[Stored dataset items]
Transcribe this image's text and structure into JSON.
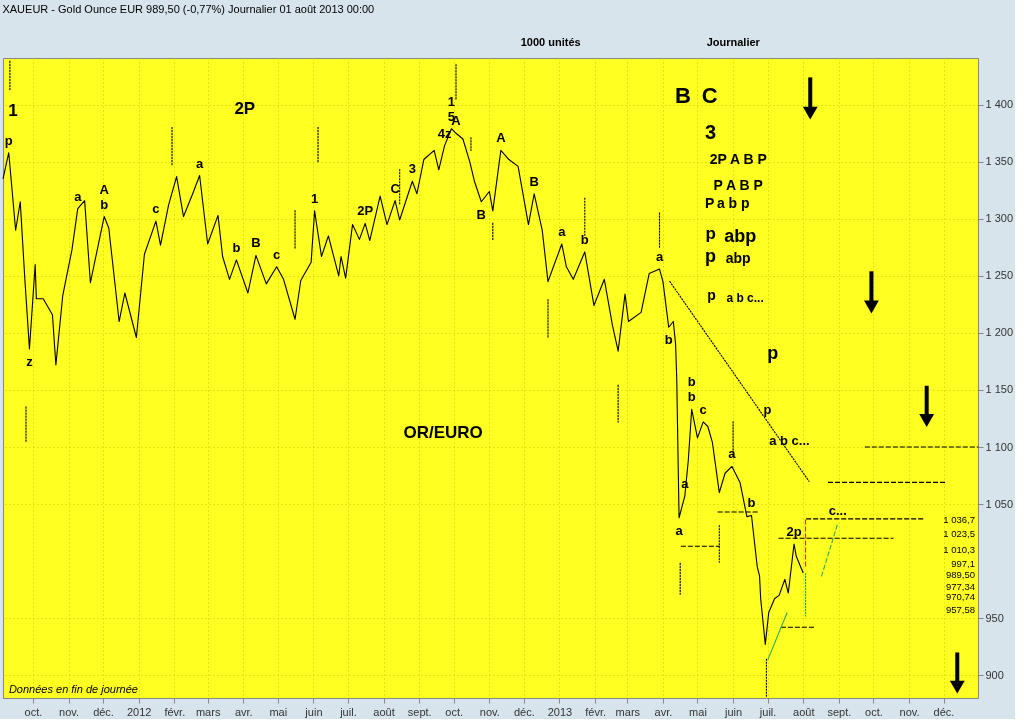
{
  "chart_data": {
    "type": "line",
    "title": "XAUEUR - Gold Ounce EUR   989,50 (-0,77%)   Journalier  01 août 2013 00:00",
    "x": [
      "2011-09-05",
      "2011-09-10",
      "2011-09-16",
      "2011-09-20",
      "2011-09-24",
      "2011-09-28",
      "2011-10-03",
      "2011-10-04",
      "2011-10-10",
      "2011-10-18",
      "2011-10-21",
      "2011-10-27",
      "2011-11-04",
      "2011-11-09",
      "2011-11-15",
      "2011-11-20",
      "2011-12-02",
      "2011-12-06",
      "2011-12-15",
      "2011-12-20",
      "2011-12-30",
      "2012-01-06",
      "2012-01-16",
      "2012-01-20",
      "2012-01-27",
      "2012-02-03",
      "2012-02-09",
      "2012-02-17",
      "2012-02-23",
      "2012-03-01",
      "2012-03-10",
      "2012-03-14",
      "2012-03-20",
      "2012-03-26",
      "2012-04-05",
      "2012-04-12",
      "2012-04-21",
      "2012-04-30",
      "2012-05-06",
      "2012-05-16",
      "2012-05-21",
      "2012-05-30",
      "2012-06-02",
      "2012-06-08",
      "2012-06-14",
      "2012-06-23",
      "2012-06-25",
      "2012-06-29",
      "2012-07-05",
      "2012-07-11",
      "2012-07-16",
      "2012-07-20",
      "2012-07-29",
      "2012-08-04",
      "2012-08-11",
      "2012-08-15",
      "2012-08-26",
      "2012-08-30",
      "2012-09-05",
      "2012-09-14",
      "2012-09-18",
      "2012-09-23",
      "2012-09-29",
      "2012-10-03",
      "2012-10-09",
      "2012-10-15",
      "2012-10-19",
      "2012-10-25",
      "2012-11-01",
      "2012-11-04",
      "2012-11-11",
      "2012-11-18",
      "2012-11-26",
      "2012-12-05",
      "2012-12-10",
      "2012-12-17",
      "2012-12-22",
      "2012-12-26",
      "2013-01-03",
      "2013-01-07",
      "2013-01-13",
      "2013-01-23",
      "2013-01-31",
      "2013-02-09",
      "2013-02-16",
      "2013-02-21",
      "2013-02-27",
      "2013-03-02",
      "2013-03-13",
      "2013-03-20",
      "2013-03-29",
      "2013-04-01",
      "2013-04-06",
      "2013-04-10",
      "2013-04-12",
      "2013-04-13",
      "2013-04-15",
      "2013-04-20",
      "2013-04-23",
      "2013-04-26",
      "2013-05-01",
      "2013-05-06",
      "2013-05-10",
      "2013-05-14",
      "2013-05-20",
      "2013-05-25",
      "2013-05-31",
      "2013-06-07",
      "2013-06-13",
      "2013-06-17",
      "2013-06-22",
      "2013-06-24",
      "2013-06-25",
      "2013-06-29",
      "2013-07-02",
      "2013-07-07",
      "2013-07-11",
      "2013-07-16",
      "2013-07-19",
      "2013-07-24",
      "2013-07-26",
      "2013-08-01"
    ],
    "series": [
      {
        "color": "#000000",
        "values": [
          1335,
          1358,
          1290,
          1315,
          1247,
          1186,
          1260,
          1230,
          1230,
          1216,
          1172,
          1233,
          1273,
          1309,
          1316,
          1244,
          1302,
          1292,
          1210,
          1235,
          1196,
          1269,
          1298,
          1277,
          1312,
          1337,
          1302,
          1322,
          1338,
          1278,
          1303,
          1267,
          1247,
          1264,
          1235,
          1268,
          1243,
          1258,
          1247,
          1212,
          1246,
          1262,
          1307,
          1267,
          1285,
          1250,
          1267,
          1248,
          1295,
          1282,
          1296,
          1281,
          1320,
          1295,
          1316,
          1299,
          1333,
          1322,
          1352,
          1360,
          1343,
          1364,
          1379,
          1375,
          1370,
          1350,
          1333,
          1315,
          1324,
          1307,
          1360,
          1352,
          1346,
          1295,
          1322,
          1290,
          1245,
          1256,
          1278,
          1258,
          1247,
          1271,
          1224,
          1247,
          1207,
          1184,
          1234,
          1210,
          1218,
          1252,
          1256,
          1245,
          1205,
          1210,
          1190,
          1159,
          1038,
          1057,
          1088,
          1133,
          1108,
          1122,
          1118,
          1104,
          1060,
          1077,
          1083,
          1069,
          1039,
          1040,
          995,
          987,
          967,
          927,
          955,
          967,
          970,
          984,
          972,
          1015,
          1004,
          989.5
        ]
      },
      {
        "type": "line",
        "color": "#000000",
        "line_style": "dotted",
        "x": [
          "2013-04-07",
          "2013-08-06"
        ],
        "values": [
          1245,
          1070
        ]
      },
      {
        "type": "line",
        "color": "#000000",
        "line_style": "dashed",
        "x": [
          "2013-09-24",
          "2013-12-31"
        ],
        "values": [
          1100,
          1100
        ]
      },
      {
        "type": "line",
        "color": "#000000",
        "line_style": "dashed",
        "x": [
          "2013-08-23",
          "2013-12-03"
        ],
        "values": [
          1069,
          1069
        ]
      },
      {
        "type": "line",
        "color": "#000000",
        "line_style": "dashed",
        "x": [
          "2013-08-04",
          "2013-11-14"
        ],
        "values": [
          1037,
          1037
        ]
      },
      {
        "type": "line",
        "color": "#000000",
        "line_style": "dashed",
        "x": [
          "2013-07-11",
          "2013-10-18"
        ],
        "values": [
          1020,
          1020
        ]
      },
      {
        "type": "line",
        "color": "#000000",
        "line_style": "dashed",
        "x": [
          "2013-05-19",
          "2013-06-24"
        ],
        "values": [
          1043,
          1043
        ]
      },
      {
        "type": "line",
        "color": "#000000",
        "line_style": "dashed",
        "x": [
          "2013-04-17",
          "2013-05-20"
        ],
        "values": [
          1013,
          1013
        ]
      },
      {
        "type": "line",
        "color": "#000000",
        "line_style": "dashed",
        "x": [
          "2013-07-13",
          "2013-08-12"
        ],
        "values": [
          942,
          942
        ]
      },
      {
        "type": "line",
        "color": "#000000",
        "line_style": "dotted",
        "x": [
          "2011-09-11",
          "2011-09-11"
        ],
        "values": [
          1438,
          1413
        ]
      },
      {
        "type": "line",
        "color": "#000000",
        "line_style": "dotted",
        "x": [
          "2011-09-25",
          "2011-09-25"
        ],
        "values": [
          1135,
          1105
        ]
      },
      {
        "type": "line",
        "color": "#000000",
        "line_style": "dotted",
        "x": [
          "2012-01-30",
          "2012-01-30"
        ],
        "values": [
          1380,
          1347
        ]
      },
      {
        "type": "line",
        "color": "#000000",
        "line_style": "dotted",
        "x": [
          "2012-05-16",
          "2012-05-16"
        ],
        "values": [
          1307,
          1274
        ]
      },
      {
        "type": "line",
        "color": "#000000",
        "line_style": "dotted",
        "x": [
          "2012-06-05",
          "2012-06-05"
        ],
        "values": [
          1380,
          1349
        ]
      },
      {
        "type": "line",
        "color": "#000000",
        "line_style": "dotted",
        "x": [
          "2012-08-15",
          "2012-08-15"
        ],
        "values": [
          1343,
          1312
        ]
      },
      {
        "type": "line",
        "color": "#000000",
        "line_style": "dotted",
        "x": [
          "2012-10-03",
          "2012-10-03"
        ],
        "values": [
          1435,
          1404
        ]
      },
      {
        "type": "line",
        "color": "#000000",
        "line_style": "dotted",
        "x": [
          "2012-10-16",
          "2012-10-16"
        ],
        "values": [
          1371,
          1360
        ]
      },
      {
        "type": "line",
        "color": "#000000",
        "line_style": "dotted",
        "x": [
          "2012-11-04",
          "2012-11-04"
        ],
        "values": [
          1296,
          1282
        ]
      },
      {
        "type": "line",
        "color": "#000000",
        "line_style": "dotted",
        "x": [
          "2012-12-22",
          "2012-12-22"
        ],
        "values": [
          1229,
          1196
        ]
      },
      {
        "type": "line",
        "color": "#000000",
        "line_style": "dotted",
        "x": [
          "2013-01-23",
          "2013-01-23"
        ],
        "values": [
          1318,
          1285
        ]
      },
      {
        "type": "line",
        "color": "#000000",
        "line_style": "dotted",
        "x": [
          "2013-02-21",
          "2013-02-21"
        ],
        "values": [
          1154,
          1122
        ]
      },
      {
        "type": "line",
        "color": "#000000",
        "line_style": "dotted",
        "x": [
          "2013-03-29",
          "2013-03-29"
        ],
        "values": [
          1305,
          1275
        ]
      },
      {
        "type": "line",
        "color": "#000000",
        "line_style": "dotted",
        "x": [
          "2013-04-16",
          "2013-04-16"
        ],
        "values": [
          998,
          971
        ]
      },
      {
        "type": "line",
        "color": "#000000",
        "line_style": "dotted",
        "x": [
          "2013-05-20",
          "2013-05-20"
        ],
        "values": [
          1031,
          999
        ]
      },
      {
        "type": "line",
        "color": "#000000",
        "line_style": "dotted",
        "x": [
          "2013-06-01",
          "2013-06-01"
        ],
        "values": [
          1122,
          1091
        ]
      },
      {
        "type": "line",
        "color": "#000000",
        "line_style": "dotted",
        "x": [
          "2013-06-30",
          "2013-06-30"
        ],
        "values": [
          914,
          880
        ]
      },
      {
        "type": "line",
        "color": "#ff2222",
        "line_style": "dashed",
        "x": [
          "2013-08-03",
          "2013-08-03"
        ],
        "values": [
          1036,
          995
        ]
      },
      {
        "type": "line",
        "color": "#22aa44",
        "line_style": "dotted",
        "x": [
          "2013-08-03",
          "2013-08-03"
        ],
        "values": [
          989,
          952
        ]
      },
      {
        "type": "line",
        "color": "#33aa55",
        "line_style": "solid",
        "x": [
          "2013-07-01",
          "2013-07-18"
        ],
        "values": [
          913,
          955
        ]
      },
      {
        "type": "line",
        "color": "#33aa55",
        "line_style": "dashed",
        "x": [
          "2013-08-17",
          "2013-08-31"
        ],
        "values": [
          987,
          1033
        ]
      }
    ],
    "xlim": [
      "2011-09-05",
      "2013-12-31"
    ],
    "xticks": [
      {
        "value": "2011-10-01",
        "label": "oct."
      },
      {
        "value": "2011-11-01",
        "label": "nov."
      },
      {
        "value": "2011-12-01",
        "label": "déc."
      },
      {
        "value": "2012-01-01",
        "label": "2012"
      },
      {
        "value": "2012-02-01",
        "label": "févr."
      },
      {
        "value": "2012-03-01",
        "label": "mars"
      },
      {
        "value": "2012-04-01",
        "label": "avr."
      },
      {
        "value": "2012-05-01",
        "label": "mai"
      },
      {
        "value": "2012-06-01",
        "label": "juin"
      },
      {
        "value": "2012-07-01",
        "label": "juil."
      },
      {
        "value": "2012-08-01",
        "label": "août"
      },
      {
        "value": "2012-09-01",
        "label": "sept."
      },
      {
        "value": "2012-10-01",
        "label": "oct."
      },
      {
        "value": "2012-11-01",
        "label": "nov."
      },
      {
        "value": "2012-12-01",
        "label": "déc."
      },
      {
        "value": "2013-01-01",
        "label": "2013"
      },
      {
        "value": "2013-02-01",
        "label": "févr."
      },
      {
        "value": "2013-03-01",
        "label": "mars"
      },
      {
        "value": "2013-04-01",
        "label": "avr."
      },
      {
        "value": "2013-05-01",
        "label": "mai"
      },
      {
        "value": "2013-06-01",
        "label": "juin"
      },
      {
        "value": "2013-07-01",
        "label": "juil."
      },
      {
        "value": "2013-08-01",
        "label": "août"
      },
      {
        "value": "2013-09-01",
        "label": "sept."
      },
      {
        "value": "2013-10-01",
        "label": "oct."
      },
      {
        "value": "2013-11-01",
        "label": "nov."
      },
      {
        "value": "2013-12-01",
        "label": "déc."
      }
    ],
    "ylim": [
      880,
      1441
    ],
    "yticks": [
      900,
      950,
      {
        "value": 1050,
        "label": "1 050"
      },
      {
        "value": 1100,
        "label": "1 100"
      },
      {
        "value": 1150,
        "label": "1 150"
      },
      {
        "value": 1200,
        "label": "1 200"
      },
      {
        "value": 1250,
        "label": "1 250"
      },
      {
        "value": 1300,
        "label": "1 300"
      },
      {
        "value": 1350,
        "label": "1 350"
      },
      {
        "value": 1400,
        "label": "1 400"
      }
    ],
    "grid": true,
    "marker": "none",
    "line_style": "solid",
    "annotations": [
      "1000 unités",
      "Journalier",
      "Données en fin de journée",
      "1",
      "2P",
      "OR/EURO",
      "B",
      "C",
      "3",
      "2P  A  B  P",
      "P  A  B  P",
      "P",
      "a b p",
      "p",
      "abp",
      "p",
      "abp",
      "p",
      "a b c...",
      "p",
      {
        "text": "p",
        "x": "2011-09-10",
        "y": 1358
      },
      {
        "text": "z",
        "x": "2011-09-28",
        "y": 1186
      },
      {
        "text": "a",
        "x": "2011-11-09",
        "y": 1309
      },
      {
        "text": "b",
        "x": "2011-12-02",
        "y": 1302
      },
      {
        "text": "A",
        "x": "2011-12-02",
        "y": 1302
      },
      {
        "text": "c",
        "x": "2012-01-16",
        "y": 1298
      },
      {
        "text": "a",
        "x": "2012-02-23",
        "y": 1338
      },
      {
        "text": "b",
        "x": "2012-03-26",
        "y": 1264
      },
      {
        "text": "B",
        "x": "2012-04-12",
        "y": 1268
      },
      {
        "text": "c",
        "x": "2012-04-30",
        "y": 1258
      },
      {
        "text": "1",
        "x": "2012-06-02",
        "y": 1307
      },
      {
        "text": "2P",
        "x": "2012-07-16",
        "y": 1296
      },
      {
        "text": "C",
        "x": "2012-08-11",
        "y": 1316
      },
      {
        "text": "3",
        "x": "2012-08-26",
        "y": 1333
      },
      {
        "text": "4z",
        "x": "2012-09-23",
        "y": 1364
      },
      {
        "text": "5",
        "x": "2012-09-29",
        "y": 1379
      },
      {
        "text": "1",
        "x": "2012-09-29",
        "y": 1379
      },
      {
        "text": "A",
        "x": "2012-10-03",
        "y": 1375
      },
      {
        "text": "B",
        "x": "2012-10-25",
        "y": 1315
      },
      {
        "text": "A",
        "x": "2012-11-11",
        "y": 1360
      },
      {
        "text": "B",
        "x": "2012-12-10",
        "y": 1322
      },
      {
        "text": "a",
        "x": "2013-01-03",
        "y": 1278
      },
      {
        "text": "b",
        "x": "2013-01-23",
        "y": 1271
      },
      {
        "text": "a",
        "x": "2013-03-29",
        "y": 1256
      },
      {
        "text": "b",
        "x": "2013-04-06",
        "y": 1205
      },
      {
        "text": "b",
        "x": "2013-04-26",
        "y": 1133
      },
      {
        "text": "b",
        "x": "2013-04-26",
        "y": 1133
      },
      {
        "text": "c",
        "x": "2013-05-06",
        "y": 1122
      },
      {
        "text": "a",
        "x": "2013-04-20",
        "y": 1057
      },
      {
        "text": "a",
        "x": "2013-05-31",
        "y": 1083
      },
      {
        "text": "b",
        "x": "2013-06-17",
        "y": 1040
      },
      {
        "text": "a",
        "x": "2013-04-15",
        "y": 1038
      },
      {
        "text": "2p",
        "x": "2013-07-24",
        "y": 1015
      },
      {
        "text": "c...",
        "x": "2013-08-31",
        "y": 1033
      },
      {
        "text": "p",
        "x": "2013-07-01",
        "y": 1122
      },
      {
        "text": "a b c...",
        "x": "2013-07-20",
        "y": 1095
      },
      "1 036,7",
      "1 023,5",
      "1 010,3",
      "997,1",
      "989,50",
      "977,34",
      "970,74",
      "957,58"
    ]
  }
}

...

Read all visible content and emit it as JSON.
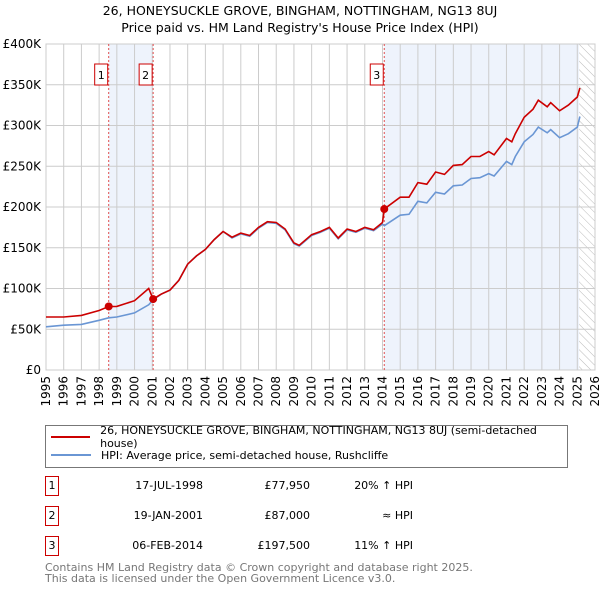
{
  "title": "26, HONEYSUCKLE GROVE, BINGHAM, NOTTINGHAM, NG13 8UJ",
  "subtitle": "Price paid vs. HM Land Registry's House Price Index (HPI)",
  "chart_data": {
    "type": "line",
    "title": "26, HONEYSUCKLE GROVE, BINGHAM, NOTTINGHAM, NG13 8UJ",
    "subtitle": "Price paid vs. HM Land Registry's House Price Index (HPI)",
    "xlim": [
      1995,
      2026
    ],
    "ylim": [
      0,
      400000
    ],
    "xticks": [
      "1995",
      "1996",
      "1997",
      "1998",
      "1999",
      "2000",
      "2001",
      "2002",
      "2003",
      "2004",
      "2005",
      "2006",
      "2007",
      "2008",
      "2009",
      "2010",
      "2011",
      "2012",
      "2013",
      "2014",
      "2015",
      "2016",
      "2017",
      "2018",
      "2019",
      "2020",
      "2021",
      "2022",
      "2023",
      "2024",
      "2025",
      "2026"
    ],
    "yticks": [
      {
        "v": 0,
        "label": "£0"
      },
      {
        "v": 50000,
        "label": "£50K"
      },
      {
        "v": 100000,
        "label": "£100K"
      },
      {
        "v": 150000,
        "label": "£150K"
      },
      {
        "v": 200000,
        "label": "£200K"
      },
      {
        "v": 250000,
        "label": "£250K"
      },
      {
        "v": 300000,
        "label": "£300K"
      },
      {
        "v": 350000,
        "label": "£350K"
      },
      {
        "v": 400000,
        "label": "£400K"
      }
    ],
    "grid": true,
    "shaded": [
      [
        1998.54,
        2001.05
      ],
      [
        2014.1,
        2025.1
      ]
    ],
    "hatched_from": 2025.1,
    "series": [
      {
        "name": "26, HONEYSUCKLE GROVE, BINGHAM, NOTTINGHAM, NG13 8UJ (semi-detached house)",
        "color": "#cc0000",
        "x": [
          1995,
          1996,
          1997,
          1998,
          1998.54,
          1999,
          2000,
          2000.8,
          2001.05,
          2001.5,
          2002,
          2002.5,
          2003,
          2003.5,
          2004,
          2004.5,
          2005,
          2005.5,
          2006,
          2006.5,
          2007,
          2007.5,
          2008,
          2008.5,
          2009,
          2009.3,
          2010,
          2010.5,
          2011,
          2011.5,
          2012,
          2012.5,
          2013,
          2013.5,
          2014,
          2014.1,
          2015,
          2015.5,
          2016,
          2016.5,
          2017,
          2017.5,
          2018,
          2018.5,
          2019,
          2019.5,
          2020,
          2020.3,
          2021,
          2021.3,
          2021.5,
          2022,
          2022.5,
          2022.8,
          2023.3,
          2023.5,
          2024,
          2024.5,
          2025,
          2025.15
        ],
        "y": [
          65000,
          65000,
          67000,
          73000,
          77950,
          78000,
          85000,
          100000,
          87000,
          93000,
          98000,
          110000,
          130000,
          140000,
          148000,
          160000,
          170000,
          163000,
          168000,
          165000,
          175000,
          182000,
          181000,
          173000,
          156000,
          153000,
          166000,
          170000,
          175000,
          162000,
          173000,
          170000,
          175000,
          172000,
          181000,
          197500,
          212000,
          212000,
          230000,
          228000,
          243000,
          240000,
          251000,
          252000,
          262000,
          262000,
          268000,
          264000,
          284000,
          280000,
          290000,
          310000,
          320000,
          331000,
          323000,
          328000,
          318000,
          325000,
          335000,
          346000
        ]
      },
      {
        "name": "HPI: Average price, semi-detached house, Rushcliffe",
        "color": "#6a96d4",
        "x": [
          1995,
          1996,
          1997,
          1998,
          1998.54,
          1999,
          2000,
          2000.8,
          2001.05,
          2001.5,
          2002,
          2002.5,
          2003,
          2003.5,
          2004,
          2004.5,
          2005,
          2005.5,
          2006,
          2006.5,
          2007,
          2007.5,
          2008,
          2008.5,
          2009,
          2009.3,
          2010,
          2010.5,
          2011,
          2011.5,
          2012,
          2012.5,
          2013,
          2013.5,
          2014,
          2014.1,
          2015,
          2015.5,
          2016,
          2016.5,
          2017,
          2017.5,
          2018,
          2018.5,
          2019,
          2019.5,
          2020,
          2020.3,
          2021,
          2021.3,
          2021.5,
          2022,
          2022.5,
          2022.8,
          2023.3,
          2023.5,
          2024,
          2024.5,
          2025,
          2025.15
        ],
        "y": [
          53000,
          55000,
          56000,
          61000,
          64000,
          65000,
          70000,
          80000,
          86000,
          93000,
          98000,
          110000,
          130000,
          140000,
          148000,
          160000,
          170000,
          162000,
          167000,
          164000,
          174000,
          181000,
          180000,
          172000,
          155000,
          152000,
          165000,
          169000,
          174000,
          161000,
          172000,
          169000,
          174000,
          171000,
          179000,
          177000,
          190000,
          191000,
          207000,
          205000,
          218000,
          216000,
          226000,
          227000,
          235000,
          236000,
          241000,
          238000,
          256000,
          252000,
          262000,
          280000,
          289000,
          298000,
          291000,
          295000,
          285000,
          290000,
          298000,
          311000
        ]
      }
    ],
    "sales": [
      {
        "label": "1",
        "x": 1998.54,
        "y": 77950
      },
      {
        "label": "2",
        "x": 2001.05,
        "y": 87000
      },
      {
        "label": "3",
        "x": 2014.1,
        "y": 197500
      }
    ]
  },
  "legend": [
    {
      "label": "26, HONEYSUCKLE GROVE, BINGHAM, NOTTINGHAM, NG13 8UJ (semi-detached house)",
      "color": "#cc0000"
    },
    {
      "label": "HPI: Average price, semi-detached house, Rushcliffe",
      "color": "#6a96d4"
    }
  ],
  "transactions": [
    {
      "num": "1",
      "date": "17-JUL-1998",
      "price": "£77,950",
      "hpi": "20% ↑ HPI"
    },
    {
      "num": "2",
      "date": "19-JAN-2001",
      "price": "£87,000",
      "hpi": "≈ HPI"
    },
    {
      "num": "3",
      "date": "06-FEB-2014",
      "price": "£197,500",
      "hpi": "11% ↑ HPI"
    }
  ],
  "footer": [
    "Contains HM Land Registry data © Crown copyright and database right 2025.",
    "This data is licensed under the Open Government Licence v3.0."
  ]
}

**WHAT THE TASK REQUIRES:** From the entries above, copy every line containing the word "Land".

**SOLUTION:**
  "subtitle": "Price paid vs. HM Land Registry's House Price Index (HPI)",
    "subtitle": "Price paid vs. HM Land Registry's House Price Index (HPI)",
    "Contains HM Land Registry data © Crown copyright and database right 2025.",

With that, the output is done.